*Direction*:
Write out each line exactly as it stands, please.

○ ○ ○

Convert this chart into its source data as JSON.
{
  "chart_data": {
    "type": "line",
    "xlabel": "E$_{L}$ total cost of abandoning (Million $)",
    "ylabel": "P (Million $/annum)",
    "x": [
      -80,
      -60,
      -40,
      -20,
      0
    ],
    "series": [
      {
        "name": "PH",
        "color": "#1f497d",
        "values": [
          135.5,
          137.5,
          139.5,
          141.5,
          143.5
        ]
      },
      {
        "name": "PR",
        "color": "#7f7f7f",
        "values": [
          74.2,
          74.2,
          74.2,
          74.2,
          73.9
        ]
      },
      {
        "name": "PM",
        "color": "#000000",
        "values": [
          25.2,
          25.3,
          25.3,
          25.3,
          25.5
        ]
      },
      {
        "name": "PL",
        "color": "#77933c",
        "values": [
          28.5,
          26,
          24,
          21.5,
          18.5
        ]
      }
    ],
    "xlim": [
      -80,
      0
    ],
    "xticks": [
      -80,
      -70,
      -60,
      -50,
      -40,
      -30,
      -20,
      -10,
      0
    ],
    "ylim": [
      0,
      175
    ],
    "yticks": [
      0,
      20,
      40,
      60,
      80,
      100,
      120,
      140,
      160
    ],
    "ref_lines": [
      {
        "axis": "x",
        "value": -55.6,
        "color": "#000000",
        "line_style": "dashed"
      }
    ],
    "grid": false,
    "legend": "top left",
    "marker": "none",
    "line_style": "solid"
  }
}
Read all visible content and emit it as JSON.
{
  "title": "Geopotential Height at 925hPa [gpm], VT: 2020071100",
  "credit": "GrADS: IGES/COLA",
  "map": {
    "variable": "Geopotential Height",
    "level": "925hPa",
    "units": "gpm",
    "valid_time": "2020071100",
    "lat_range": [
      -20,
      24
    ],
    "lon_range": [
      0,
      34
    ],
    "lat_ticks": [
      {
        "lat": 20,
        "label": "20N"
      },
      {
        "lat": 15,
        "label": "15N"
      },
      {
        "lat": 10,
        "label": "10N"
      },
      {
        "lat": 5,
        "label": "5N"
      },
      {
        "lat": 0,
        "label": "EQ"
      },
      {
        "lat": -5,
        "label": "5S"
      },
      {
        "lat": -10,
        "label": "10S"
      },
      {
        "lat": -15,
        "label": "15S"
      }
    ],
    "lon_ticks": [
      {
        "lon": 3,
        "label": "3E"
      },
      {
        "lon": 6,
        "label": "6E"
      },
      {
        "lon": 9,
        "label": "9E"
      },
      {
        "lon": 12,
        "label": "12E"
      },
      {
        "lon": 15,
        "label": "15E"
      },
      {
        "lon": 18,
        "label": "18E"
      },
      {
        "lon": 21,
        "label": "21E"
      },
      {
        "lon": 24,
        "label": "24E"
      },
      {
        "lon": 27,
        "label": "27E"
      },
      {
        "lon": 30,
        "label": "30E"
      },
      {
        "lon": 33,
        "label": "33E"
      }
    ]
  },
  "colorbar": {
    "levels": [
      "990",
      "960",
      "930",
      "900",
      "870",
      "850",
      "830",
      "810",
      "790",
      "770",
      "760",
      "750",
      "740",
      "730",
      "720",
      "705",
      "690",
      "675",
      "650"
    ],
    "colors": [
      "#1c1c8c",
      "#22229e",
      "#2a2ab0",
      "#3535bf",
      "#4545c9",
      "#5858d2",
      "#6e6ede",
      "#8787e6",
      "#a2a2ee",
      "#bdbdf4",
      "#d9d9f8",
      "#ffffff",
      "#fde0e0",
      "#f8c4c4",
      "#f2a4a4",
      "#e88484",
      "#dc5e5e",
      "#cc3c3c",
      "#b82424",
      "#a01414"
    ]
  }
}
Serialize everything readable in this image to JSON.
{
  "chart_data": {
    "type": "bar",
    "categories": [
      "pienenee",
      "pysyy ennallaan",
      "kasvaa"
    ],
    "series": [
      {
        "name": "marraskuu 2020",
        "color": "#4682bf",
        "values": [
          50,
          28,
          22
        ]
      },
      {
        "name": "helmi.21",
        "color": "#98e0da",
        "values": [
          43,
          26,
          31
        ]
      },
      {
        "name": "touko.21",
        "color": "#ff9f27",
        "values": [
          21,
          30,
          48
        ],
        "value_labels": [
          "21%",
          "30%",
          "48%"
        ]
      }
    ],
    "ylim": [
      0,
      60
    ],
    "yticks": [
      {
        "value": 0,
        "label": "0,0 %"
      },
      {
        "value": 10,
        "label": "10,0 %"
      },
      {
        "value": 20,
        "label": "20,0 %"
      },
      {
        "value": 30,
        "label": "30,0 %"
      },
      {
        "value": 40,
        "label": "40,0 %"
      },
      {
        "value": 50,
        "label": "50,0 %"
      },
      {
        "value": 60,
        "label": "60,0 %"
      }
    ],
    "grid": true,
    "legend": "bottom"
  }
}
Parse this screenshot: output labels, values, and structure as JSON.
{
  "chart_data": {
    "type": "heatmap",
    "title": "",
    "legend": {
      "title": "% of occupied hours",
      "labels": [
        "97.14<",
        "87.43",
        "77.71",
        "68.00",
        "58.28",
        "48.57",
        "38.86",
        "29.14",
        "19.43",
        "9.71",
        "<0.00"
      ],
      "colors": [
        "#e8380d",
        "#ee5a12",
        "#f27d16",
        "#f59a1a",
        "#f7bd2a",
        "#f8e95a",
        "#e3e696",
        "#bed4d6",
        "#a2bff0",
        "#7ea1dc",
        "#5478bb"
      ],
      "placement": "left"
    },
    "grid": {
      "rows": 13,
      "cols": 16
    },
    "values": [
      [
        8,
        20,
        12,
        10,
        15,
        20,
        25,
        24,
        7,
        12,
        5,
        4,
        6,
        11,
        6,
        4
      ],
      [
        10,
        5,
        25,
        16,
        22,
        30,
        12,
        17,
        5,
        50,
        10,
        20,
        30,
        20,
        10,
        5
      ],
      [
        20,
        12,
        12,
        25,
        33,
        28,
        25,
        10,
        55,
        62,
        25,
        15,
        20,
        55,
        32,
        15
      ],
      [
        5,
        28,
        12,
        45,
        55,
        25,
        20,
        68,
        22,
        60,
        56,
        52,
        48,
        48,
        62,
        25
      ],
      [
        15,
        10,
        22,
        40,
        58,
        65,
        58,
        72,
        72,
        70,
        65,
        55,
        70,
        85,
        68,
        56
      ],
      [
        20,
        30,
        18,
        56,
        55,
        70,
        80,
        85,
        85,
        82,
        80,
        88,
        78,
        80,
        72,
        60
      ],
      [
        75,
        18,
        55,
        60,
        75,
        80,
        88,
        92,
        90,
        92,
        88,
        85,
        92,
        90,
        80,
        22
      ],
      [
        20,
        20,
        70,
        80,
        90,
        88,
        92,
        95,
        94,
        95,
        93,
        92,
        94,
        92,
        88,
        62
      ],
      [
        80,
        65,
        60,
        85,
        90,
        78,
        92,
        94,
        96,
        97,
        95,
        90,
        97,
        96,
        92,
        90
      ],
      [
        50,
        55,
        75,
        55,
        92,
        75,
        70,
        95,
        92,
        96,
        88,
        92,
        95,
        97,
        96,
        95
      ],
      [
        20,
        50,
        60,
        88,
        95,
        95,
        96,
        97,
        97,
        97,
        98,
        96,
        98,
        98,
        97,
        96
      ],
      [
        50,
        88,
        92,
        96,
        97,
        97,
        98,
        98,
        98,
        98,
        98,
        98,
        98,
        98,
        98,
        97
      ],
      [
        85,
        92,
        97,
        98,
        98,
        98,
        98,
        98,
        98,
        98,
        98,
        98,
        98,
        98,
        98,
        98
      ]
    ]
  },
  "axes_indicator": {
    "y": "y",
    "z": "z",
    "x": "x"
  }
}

○ ○ ○

*Result for this task*:
Convert this chart into its source data as JSON.
{
  "chart_data": {
    "type": "line",
    "xlabel": "E$_{L}$ total cost of abandoning (Million $)",
    "ylabel": "P (Million $/annum)",
    "x": [
      -80,
      -60,
      -40,
      -20,
      0
    ],
    "series": [
      {
        "name": "PH",
        "color": "#1f497d",
        "values": [
          135.5,
          137.5,
          139.5,
          141.5,
          143.5
        ]
      },
      {
        "name": "PR",
        "color": "#7f7f7f",
        "values": [
          74.2,
          74.2,
          74.2,
          74.2,
          73.9
        ]
      },
      {
        "name": "PM",
        "color": "#000000",
        "values": [
          25.2,
          25.3,
          25.3,
          25.3,
          25.5
        ]
      },
      {
        "name": "PL",
        "color": "#77933c",
        "values": [
          28.5,
          26,
          24,
          21.5,
          18.5
        ]
      }
    ],
    "xlim": [
      -80,
      0
    ],
    "xticks": [
      -80,
      -70,
      -60,
      -50,
      -40,
      -30,
      -20,
      -10,
      0
    ],
    "ylim": [
      0,
      175
    ],
    "yticks": [
      0,
      20,
      40,
      60,
      80,
      100,
      120,
      140,
      160
    ],
    "ref_lines": [
      {
        "axis": "x",
        "value": -55.6,
        "color": "#000000",
        "line_style": "dashed"
      }
    ],
    "grid": false,
    "legend": "top left",
    "marker": "none",
    "line_style": "solid"
  }
}
Read all visible content and emit it as JSON.
{
  "title": "Geopotential Height at 925hPa [gpm], VT: 2020071100",
  "credit": "GrADS: IGES/COLA",
  "map": {
    "variable": "Geopotential Height",
    "level": "925hPa",
    "units": "gpm",
    "valid_time": "2020071100",
    "lat_range": [
      -20,
      24
    ],
    "lon_range": [
      0,
      34
    ],
    "lat_ticks": [
      {
        "lat": 20,
        "label": "20N"
      },
      {
        "lat": 15,
        "label": "15N"
      },
      {
        "lat": 10,
        "label": "10N"
      },
      {
        "lat": 5,
        "label": "5N"
      },
      {
        "lat": 0,
        "label": "EQ"
      },
      {
        "lat": -5,
        "label": "5S"
      },
      {
        "lat": -10,
        "label": "10S"
      },
      {
        "lat": -15,
        "label": "15S"
      }
    ],
    "lon_ticks": [
      {
        "lon": 3,
        "label": "3E"
      },
      {
        "lon": 6,
        "label": "6E"
      },
      {
        "lon": 9,
        "label": "9E"
      },
      {
        "lon": 12,
        "label": "12E"
      },
      {
        "lon": 15,
        "label": "15E"
      },
      {
        "lon": 18,
        "label": "18E"
      },
      {
        "lon": 21,
        "label": "21E"
      },
      {
        "lon": 24,
        "label": "24E"
      },
      {
        "lon": 27,
        "label": "27E"
      },
      {
        "lon": 30,
        "label": "30E"
      },
      {
        "lon": 33,
        "label": "33E"
      }
    ]
  },
  "colorbar": {
    "levels": [
      "990",
      "960",
      "930",
      "900",
      "870",
      "850",
      "830",
      "810",
      "790",
      "770",
      "760",
      "750",
      "740",
      "730",
      "720",
      "705",
      "690",
      "675",
      "650"
    ],
    "colors": [
      "#1c1c8c",
      "#22229e",
      "#2a2ab0",
      "#3535bf",
      "#4545c9",
      "#5858d2",
      "#6e6ede",
      "#8787e6",
      "#a2a2ee",
      "#bdbdf4",
      "#d9d9f8",
      "#ffffff",
      "#fde0e0",
      "#f8c4c4",
      "#f2a4a4",
      "#e88484",
      "#dc5e5e",
      "#cc3c3c",
      "#b82424",
      "#a01414"
    ]
  }
}
Serialize everything readable in this image to JSON.
{
  "chart_data": {
    "type": "bar",
    "categories": [
      "pienenee",
      "pysyy ennallaan",
      "kasvaa"
    ],
    "series": [
      {
        "name": "marraskuu 2020",
        "color": "#4682bf",
        "values": [
          50,
          28,
          22
        ]
      },
      {
        "name": "helmi.21",
        "color": "#98e0da",
        "values": [
          43,
          26,
          31
        ]
      },
      {
        "name": "touko.21",
        "color": "#ff9f27",
        "values": [
          21,
          30,
          48
        ],
        "value_labels": [
          "21%",
          "30%",
          "48%"
        ]
      }
    ],
    "ylim": [
      0,
      60
    ],
    "yticks": [
      {
        "value": 0,
        "label": "0,0 %"
      },
      {
        "value": 10,
        "label": "10,0 %"
      },
      {
        "value": 20,
        "label": "20,0 %"
      },
      {
        "value": 30,
        "label": "30,0 %"
      },
      {
        "value": 40,
        "label": "40,0 %"
      },
      {
        "value": 50,
        "label": "50,0 %"
      },
      {
        "value": 60,
        "label": "60,0 %"
      }
    ],
    "grid": true,
    "legend": "bottom"
  }
}
Parse this screenshot: output labels, values, and structure as JSON.
{
  "chart_data": {
    "type": "heatmap",
    "title": "",
    "legend": {
      "title": "% of occupied hours",
      "labels": [
        "97.14<",
        "87.43",
        "77.71",
        "68.00",
        "58.28",
        "48.57",
        "38.86",
        "29.14",
        "19.43",
        "9.71",
        "<0.00"
      ],
      "colors": [
        "#e8380d",
        "#ee5a12",
        "#f27d16",
        "#f59a1a",
        "#f7bd2a",
        "#f8e95a",
        "#e3e696",
        "#bed4d6",
        "#a2bff0",
        "#7ea1dc",
        "#5478bb"
      ],
      "placement": "left"
    },
    "grid": {
      "rows": 13,
      "cols": 16
    },
    "values": [
      [
        8,
        20,
        12,
        10,
        15,
        20,
        25,
        24,
        7,
        12,
        5,
        4,
        6,
        11,
        6,
        4
      ],
      [
        10,
        5,
        25,
        16,
        22,
        30,
        12,
        17,
        5,
        50,
        10,
        20,
        30,
        20,
        10,
        5
      ],
      [
        20,
        12,
        12,
        25,
        33,
        28,
        25,
        10,
        55,
        62,
        25,
        15,
        20,
        55,
        32,
        15
      ],
      [
        5,
        28,
        12,
        45,
        55,
        25,
        20,
        68,
        22,
        60,
        56,
        52,
        48,
        48,
        62,
        25
      ],
      [
        15,
        10,
        22,
        40,
        58,
        65,
        58,
        72,
        72,
        70,
        65,
        55,
        70,
        85,
        68,
        56
      ],
      [
        20,
        30,
        18,
        56,
        55,
        70,
        80,
        85,
        85,
        82,
        80,
        88,
        78,
        80,
        72,
        60
      ],
      [
        75,
        18,
        55,
        60,
        75,
        80,
        88,
        92,
        90,
        92,
        88,
        85,
        92,
        90,
        80,
        22
      ],
      [
        20,
        20,
        70,
        80,
        90,
        88,
        92,
        95,
        94,
        95,
        93,
        92,
        94,
        92,
        88,
        62
      ],
      [
        80,
        65,
        60,
        85,
        90,
        78,
        92,
        94,
        96,
        97,
        95,
        90,
        97,
        96,
        92,
        90
      ],
      [
        50,
        55,
        75,
        55,
        92,
        75,
        70,
        95,
        92,
        96,
        88,
        92,
        95,
        97,
        96,
        95
      ],
      [
        20,
        50,
        60,
        88,
        95,
        95,
        96,
        97,
        97,
        97,
        98,
        96,
        98,
        98,
        97,
        96
      ],
      [
        50,
        88,
        92,
        96,
        97,
        97,
        98,
        98,
        98,
        98,
        98,
        98,
        98,
        98,
        98,
        97
      ],
      [
        85,
        92,
        97,
        98,
        98,
        98,
        98,
        98,
        98,
        98,
        98,
        98,
        98,
        98,
        98,
        98
      ]
    ]
  },
  "axes_indicator": {
    "y": "y",
    "z": "z",
    "x": "x"
  }
}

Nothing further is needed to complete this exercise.